* [PASSAGE SHOWN]:
+++
Attrition in India's IT sector hit 20–25% in recent years. While the market has moderated, the underlying drivers of employee turnover haven't disappeared. Here's what's actually keeping top talent in place.
India's post-pandemic talent market saw attrition rates in the IT sector peak at 20–25% — levels that caused genuine operational damage at major technology services firms. While the market has since moderated, the structural factors that drove the "Great Resignation" in India have not disappeared. They have evolved.
The question that every CHRO and business leader is wrestling with is the same: how do we keep our best people? Not all people — strategic retention is about focusing resources on retaining the talent that is genuinely hard to replace and disproportionately valuable.
Understanding Why People Actually Leave
Exit interview data is notoriously unreliable — most employees are reluctant to be fully honest on the way out. Organisations using stay interviews (proactive conversations with current employees about what would cause them to leave) consistently uncover more actionable insight. The most common real drivers of attrition are:
- Manager quality — the relationship with immediate manager remains the #1 attrition driver
- Career stagnation — no visible path forward within 12–18 months
- Compensation falling behind market — particularly acute in tech roles
- Workload and burnout — accelerated by lean team structures post-pandemic
- Culture misalignment — values not walking the talk at team or organisation level
What Actually Works for Retention
Manager Development Investment
If the manager relationship is the #1 driver of attrition, then manager capability is the #1 retention lever. Organisations investing seriously in first-time manager programmes, coaching, and 360-degree feedback see measurable improvement in team retention within 6–12 months.
+++
* [WHAT THIS EXERCISE ASKS]:
a. Transcribe the passage on attrition in India's IT sector above, starting at "India's post-pandemic talent" and ending at "They have evolved.".
b. In the passage on attrition in India's IT sector above, what is named as the number one driver of attrition?
+++
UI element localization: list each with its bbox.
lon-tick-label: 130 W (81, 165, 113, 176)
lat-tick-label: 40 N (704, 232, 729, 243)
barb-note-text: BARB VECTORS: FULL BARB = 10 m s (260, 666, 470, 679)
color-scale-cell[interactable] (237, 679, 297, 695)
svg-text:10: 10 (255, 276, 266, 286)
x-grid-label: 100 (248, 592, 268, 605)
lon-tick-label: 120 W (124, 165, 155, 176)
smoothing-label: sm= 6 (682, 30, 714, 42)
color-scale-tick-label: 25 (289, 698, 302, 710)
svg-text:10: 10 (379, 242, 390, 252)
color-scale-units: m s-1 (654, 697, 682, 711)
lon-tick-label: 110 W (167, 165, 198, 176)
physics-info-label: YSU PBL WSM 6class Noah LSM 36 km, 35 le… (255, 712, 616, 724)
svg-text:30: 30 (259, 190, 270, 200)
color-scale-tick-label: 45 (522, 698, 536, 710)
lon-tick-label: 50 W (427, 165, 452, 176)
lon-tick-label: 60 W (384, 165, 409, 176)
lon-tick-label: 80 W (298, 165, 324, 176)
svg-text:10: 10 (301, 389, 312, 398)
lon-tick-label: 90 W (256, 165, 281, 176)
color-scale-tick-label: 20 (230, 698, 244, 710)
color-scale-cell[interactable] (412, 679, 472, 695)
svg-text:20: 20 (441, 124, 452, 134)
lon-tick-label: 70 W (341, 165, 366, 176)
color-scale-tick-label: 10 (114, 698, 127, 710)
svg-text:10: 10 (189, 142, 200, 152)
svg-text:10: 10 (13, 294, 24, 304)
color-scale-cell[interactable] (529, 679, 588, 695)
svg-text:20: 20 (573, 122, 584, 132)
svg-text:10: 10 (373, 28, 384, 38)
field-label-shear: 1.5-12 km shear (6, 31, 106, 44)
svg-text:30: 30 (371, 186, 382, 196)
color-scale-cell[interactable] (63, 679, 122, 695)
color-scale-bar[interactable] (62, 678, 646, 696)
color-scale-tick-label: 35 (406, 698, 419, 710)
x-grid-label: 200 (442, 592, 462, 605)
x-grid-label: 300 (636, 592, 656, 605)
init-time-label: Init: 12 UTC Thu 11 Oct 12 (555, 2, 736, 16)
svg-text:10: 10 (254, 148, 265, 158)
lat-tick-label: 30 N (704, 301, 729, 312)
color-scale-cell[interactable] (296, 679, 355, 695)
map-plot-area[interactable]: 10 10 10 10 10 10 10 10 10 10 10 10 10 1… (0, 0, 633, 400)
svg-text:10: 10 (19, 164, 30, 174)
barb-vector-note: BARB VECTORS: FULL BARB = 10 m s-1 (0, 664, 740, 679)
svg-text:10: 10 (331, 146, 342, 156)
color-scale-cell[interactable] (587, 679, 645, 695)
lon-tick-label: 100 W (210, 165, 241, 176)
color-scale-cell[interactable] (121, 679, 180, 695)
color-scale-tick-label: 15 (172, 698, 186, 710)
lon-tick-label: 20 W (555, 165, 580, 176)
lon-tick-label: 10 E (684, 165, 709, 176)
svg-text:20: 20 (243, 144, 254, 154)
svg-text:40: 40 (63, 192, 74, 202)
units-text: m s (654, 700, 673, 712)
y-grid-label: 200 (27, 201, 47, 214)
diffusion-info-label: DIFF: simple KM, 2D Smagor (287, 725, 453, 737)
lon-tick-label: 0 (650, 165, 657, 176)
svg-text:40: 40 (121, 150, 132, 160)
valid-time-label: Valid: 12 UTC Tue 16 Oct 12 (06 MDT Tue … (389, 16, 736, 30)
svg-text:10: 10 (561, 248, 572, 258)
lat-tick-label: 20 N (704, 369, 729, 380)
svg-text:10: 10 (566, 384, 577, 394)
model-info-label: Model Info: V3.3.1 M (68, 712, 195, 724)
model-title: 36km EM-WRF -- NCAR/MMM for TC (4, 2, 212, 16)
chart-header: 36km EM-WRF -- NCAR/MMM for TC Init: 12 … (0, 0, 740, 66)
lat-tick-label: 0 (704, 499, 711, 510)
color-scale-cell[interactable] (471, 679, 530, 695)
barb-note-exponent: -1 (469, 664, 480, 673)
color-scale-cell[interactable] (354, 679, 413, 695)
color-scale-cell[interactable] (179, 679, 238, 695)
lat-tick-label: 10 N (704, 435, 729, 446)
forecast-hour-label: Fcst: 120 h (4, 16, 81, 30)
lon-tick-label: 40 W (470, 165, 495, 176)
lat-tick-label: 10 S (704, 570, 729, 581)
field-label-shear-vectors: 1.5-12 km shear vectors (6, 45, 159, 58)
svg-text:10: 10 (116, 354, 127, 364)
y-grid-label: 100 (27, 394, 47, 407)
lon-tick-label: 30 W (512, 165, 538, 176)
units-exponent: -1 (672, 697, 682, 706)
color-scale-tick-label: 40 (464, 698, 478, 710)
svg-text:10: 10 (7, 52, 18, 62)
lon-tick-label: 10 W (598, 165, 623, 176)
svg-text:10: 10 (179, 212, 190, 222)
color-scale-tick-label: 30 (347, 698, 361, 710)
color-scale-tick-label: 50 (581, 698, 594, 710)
+++
* [SOLUTIONS BY TASK]:
a.
India's post-pandemic talent market saw attrition rates in the IT sector peak at 20–25% — levels that caused genuine operational damage at major technology services firms. While the market has since moderated, the structural factors that drove the "Great Resignation" in India have not disappeared. They have evolved.

b. The relationship with the immediate manager.